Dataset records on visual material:
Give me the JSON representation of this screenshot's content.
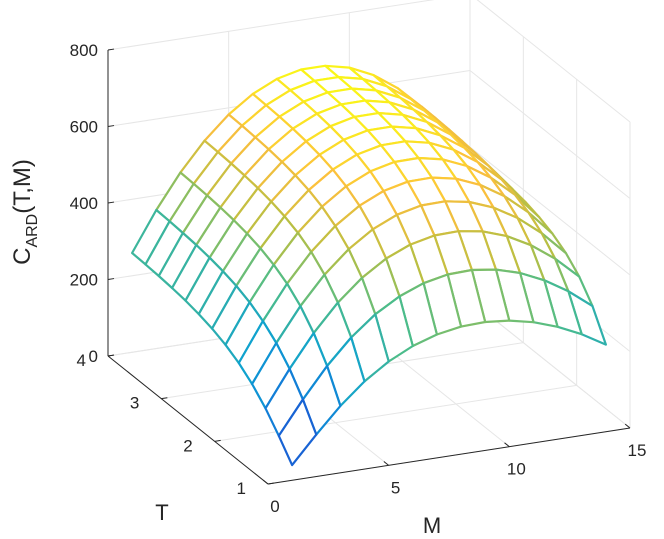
{
  "chart_data": {
    "type": "surface",
    "xlabel": "M",
    "ylabel": "T",
    "zlabel": {
      "main": "C",
      "subscript": "ARD",
      "args": "(T,M)"
    },
    "xlim": [
      0,
      15
    ],
    "ylim": [
      1,
      4
    ],
    "zlim": [
      0,
      800
    ],
    "xticks": [
      "0",
      "5",
      "10",
      "15"
    ],
    "yticks": [
      "1",
      "2",
      "3",
      "4"
    ],
    "zticks": [
      "0",
      "200",
      "400",
      "600",
      "800"
    ],
    "grid": true,
    "colormap": "parula",
    "M": [
      1,
      2,
      3,
      4,
      5,
      6,
      7,
      8,
      9,
      10,
      11,
      12,
      13,
      14
    ],
    "T": [
      1.0,
      1.25,
      1.5,
      1.75,
      2.0,
      2.25,
      2.5,
      2.75,
      3.0,
      3.25,
      3.5,
      3.75,
      4.0
    ],
    "z_peak": 676,
    "z_min": 34
  }
}
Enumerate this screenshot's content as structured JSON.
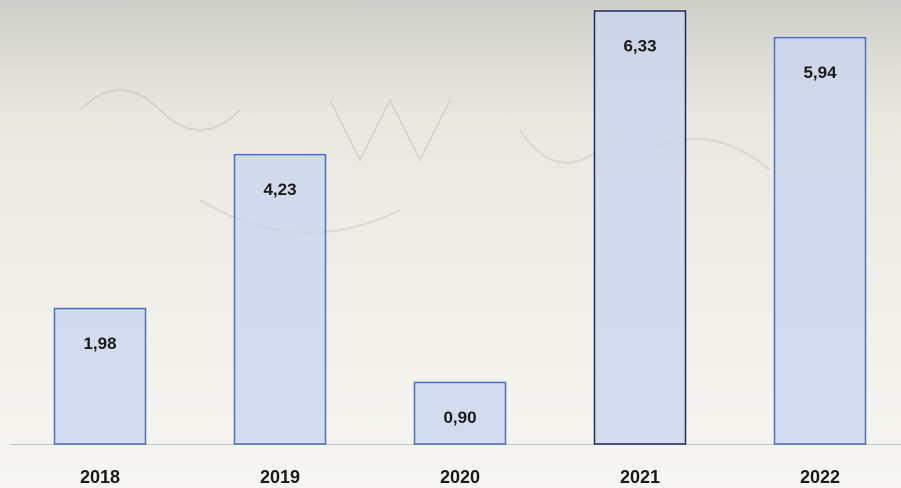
{
  "chart_data": {
    "type": "bar",
    "categories": [
      "2018",
      "2019",
      "2020",
      "2021",
      "2022"
    ],
    "values": [
      1.98,
      4.23,
      0.9,
      6.33,
      5.94
    ],
    "value_labels": [
      "1,98",
      "4,23",
      "0,90",
      "6,33",
      "5,94"
    ],
    "color": "#cad6ef",
    "edge_colors": [
      "#4472c4",
      "#4472c4",
      "#4472c4",
      "#1f2a5e",
      "#4472c4"
    ]
  }
}
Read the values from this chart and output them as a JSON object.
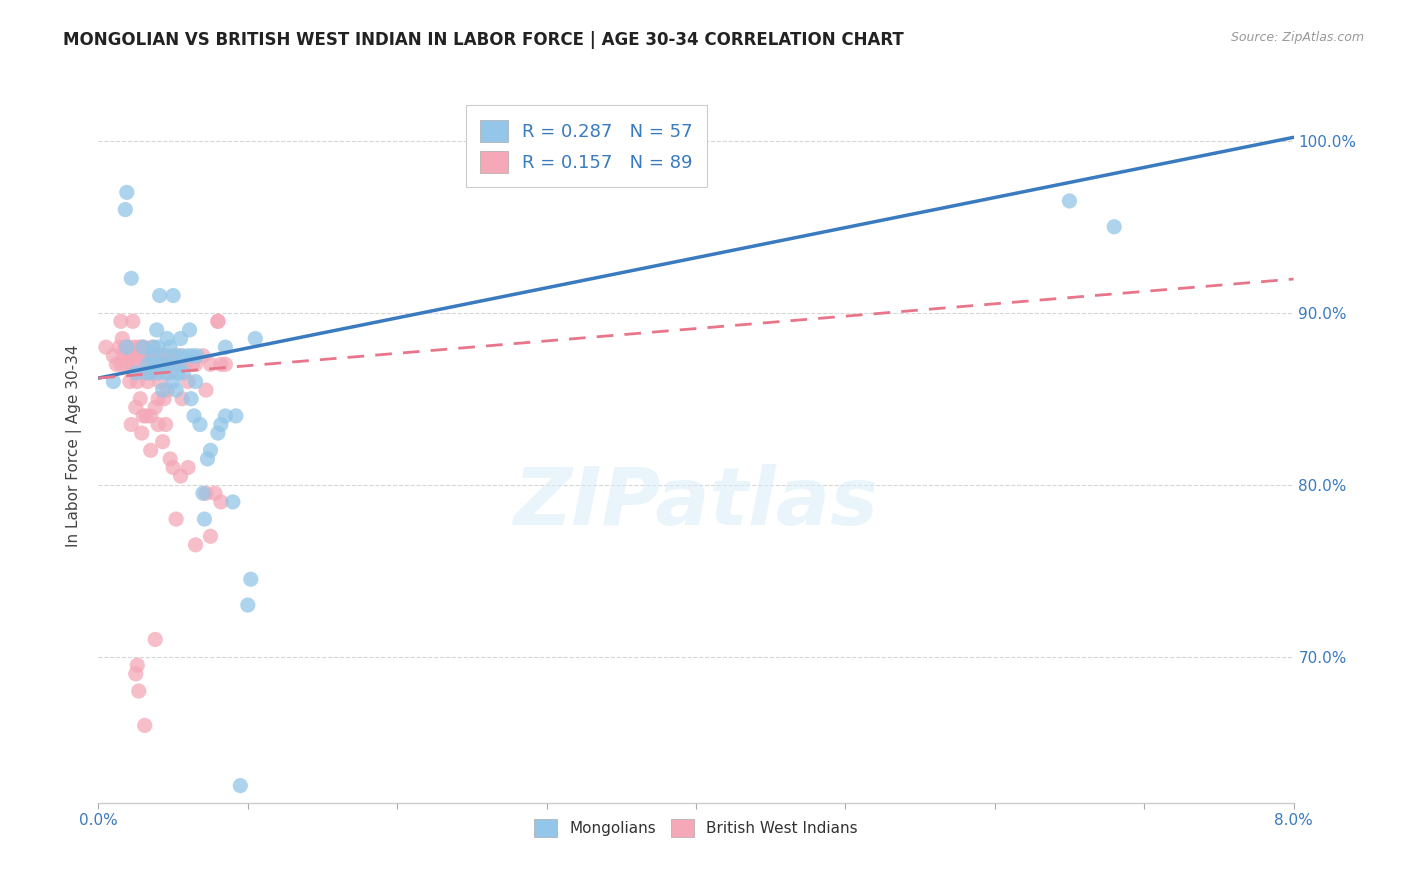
{
  "title": "MONGOLIAN VS BRITISH WEST INDIAN IN LABOR FORCE | AGE 30-34 CORRELATION CHART",
  "source": "Source: ZipAtlas.com",
  "ylabel": "In Labor Force | Age 30-34",
  "watermark": "ZIPatlas",
  "blue_color": "#93c6e8",
  "blue_line_color": "#3a7abf",
  "pink_color": "#f4a8b8",
  "pink_line_color": "#e8758a",
  "mongolians_x": [
    0.001,
    0.0018,
    0.0019,
    0.0019,
    0.0022,
    0.0025,
    0.003,
    0.0032,
    0.0033,
    0.0035,
    0.0036,
    0.0037,
    0.0038,
    0.0039,
    0.004,
    0.004,
    0.0041,
    0.0042,
    0.0043,
    0.0044,
    0.0045,
    0.0046,
    0.0047,
    0.0048,
    0.005,
    0.005,
    0.0051,
    0.0052,
    0.0053,
    0.0054,
    0.0055,
    0.0056,
    0.0057,
    0.006,
    0.0061,
    0.0062,
    0.0063,
    0.0064,
    0.0065,
    0.0066,
    0.0068,
    0.007,
    0.0071,
    0.0073,
    0.0075,
    0.008,
    0.0082,
    0.0085,
    0.009,
    0.0092,
    0.0095,
    0.01,
    0.0102,
    0.0105,
    0.0085,
    0.065,
    0.068
  ],
  "mongolians_y": [
    0.86,
    0.96,
    0.97,
    0.88,
    0.92,
    0.865,
    0.88,
    0.865,
    0.87,
    0.865,
    0.875,
    0.88,
    0.87,
    0.89,
    0.865,
    0.88,
    0.91,
    0.87,
    0.855,
    0.875,
    0.865,
    0.885,
    0.87,
    0.88,
    0.91,
    0.86,
    0.875,
    0.855,
    0.865,
    0.87,
    0.885,
    0.875,
    0.865,
    0.875,
    0.89,
    0.85,
    0.875,
    0.84,
    0.86,
    0.875,
    0.835,
    0.795,
    0.78,
    0.815,
    0.82,
    0.83,
    0.835,
    0.84,
    0.79,
    0.84,
    0.625,
    0.73,
    0.745,
    0.885,
    0.88,
    0.965,
    0.95
  ],
  "bwi_x": [
    0.0005,
    0.001,
    0.0012,
    0.0014,
    0.0015,
    0.0015,
    0.0016,
    0.0017,
    0.0018,
    0.0019,
    0.002,
    0.002,
    0.0021,
    0.0022,
    0.0023,
    0.0023,
    0.0024,
    0.0024,
    0.0025,
    0.0025,
    0.0026,
    0.0027,
    0.0027,
    0.0028,
    0.0029,
    0.003,
    0.003,
    0.0031,
    0.0032,
    0.0033,
    0.0034,
    0.0035,
    0.0036,
    0.0037,
    0.0038,
    0.0039,
    0.004,
    0.0041,
    0.0042,
    0.0043,
    0.0044,
    0.0045,
    0.0046,
    0.0047,
    0.0048,
    0.005,
    0.0052,
    0.0054,
    0.0056,
    0.0058,
    0.006,
    0.0063,
    0.0065,
    0.007,
    0.0072,
    0.0075,
    0.008,
    0.0082,
    0.0085,
    0.008,
    0.0045,
    0.0046,
    0.003,
    0.004,
    0.0035,
    0.0038,
    0.0028,
    0.0025,
    0.0022,
    0.004,
    0.0032,
    0.0029,
    0.0035,
    0.0043,
    0.005,
    0.006,
    0.0055,
    0.0048,
    0.0072,
    0.0078,
    0.0082,
    0.0025,
    0.0052,
    0.0038,
    0.0026,
    0.0065,
    0.0075,
    0.0027,
    0.0031
  ],
  "bwi_y": [
    0.88,
    0.875,
    0.87,
    0.88,
    0.87,
    0.895,
    0.885,
    0.875,
    0.88,
    0.87,
    0.875,
    0.88,
    0.86,
    0.875,
    0.87,
    0.895,
    0.875,
    0.88,
    0.87,
    0.875,
    0.86,
    0.875,
    0.88,
    0.865,
    0.88,
    0.88,
    0.875,
    0.865,
    0.875,
    0.86,
    0.87,
    0.865,
    0.88,
    0.875,
    0.87,
    0.87,
    0.875,
    0.86,
    0.87,
    0.875,
    0.85,
    0.87,
    0.855,
    0.875,
    0.865,
    0.87,
    0.87,
    0.875,
    0.85,
    0.87,
    0.86,
    0.87,
    0.87,
    0.875,
    0.855,
    0.87,
    0.895,
    0.87,
    0.87,
    0.895,
    0.835,
    0.87,
    0.84,
    0.835,
    0.84,
    0.845,
    0.85,
    0.845,
    0.835,
    0.85,
    0.84,
    0.83,
    0.82,
    0.825,
    0.81,
    0.81,
    0.805,
    0.815,
    0.795,
    0.795,
    0.79,
    0.69,
    0.78,
    0.71,
    0.695,
    0.765,
    0.77,
    0.68,
    0.66
  ],
  "xlim": [
    0.0,
    0.08
  ],
  "ylim": [
    0.615,
    1.03
  ],
  "blue_R": 0.287,
  "blue_N": 57,
  "pink_R": 0.157,
  "pink_N": 89,
  "blue_intercept": 0.862,
  "blue_slope": 1.75,
  "pink_intercept": 0.862,
  "pink_slope": 0.72,
  "ytick_vals": [
    0.7,
    0.8,
    0.9,
    1.0
  ],
  "ytick_labels": [
    "70.0%",
    "80.0%",
    "90.0%",
    "100.0%"
  ],
  "grid_color": "#cccccc",
  "title_fontsize": 12,
  "axis_label_color": "#3a7abf",
  "ylabel_color": "#444444"
}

Problem to work on :: Restate the whole listing above exactly, please, omitting every image.

The result ::
Give me the JSON representation of this screenshot's content.
{
  "chart_data": {
    "type": "surface",
    "xlabel": "M",
    "ylabel": "T",
    "zlabel": {
      "main": "C",
      "subscript": "ARD",
      "args": "(T,M)"
    },
    "xlim": [
      0,
      15
    ],
    "ylim": [
      1,
      4
    ],
    "zlim": [
      0,
      800
    ],
    "xticks": [
      "0",
      "5",
      "10",
      "15"
    ],
    "yticks": [
      "1",
      "2",
      "3",
      "4"
    ],
    "zticks": [
      "0",
      "200",
      "400",
      "600",
      "800"
    ],
    "grid": true,
    "colormap": "parula",
    "M": [
      1,
      2,
      3,
      4,
      5,
      6,
      7,
      8,
      9,
      10,
      11,
      12,
      13,
      14
    ],
    "T": [
      1.0,
      1.25,
      1.5,
      1.75,
      2.0,
      2.25,
      2.5,
      2.75,
      3.0,
      3.25,
      3.5,
      3.75,
      4.0
    ],
    "z_peak": 676,
    "z_min": 34
  }
}
Enumerate this screenshot's content as structured JSON.
{
  "chart_data": {
    "type": "bar",
    "categories": [
      "2018",
      "2019",
      "2020",
      "2021",
      "2022"
    ],
    "values": [
      1.98,
      4.23,
      0.9,
      6.33,
      5.94
    ],
    "value_labels": [
      "1,98",
      "4,23",
      "0,90",
      "6,33",
      "5,94"
    ],
    "color": "#cad6ef",
    "edge_colors": [
      "#4472c4",
      "#4472c4",
      "#4472c4",
      "#1f2a5e",
      "#4472c4"
    ]
  }
}
Read the values from this chart and output them as a JSON object.
{
  "title": "MONGOLIAN VS BRITISH WEST INDIAN IN LABOR FORCE | AGE 30-34 CORRELATION CHART",
  "source": "Source: ZipAtlas.com",
  "ylabel": "In Labor Force | Age 30-34",
  "watermark": "ZIPatlas",
  "blue_color": "#93c6e8",
  "blue_line_color": "#3a7abf",
  "pink_color": "#f4a8b8",
  "pink_line_color": "#e8758a",
  "mongolians_x": [
    0.001,
    0.0018,
    0.0019,
    0.0019,
    0.0022,
    0.0025,
    0.003,
    0.0032,
    0.0033,
    0.0035,
    0.0036,
    0.0037,
    0.0038,
    0.0039,
    0.004,
    0.004,
    0.0041,
    0.0042,
    0.0043,
    0.0044,
    0.0045,
    0.0046,
    0.0047,
    0.0048,
    0.005,
    0.005,
    0.0051,
    0.0052,
    0.0053,
    0.0054,
    0.0055,
    0.0056,
    0.0057,
    0.006,
    0.0061,
    0.0062,
    0.0063,
    0.0064,
    0.0065,
    0.0066,
    0.0068,
    0.007,
    0.0071,
    0.0073,
    0.0075,
    0.008,
    0.0082,
    0.0085,
    0.009,
    0.0092,
    0.0095,
    0.01,
    0.0102,
    0.0105,
    0.0085,
    0.065,
    0.068
  ],
  "mongolians_y": [
    0.86,
    0.96,
    0.97,
    0.88,
    0.92,
    0.865,
    0.88,
    0.865,
    0.87,
    0.865,
    0.875,
    0.88,
    0.87,
    0.89,
    0.865,
    0.88,
    0.91,
    0.87,
    0.855,
    0.875,
    0.865,
    0.885,
    0.87,
    0.88,
    0.91,
    0.86,
    0.875,
    0.855,
    0.865,
    0.87,
    0.885,
    0.875,
    0.865,
    0.875,
    0.89,
    0.85,
    0.875,
    0.84,
    0.86,
    0.875,
    0.835,
    0.795,
    0.78,
    0.815,
    0.82,
    0.83,
    0.835,
    0.84,
    0.79,
    0.84,
    0.625,
    0.73,
    0.745,
    0.885,
    0.88,
    0.965,
    0.95
  ],
  "bwi_x": [
    0.0005,
    0.001,
    0.0012,
    0.0014,
    0.0015,
    0.0015,
    0.0016,
    0.0017,
    0.0018,
    0.0019,
    0.002,
    0.002,
    0.0021,
    0.0022,
    0.0023,
    0.0023,
    0.0024,
    0.0024,
    0.0025,
    0.0025,
    0.0026,
    0.0027,
    0.0027,
    0.0028,
    0.0029,
    0.003,
    0.003,
    0.0031,
    0.0032,
    0.0033,
    0.0034,
    0.0035,
    0.0036,
    0.0037,
    0.0038,
    0.0039,
    0.004,
    0.0041,
    0.0042,
    0.0043,
    0.0044,
    0.0045,
    0.0046,
    0.0047,
    0.0048,
    0.005,
    0.0052,
    0.0054,
    0.0056,
    0.0058,
    0.006,
    0.0063,
    0.0065,
    0.007,
    0.0072,
    0.0075,
    0.008,
    0.0082,
    0.0085,
    0.008,
    0.0045,
    0.0046,
    0.003,
    0.004,
    0.0035,
    0.0038,
    0.0028,
    0.0025,
    0.0022,
    0.004,
    0.0032,
    0.0029,
    0.0035,
    0.0043,
    0.005,
    0.006,
    0.0055,
    0.0048,
    0.0072,
    0.0078,
    0.0082,
    0.0025,
    0.0052,
    0.0038,
    0.0026,
    0.0065,
    0.0075,
    0.0027,
    0.0031
  ],
  "bwi_y": [
    0.88,
    0.875,
    0.87,
    0.88,
    0.87,
    0.895,
    0.885,
    0.875,
    0.88,
    0.87,
    0.875,
    0.88,
    0.86,
    0.875,
    0.87,
    0.895,
    0.875,
    0.88,
    0.87,
    0.875,
    0.86,
    0.875,
    0.88,
    0.865,
    0.88,
    0.88,
    0.875,
    0.865,
    0.875,
    0.86,
    0.87,
    0.865,
    0.88,
    0.875,
    0.87,
    0.87,
    0.875,
    0.86,
    0.87,
    0.875,
    0.85,
    0.87,
    0.855,
    0.875,
    0.865,
    0.87,
    0.87,
    0.875,
    0.85,
    0.87,
    0.86,
    0.87,
    0.87,
    0.875,
    0.855,
    0.87,
    0.895,
    0.87,
    0.87,
    0.895,
    0.835,
    0.87,
    0.84,
    0.835,
    0.84,
    0.845,
    0.85,
    0.845,
    0.835,
    0.85,
    0.84,
    0.83,
    0.82,
    0.825,
    0.81,
    0.81,
    0.805,
    0.815,
    0.795,
    0.795,
    0.79,
    0.69,
    0.78,
    0.71,
    0.695,
    0.765,
    0.77,
    0.68,
    0.66
  ],
  "xlim": [
    0.0,
    0.08
  ],
  "ylim": [
    0.615,
    1.03
  ],
  "blue_R": 0.287,
  "blue_N": 57,
  "pink_R": 0.157,
  "pink_N": 89,
  "blue_intercept": 0.862,
  "blue_slope": 1.75,
  "pink_intercept": 0.862,
  "pink_slope": 0.72,
  "ytick_vals": [
    0.7,
    0.8,
    0.9,
    1.0
  ],
  "ytick_labels": [
    "70.0%",
    "80.0%",
    "90.0%",
    "100.0%"
  ],
  "grid_color": "#cccccc",
  "title_fontsize": 12,
  "axis_label_color": "#3a7abf",
  "ylabel_color": "#444444"
}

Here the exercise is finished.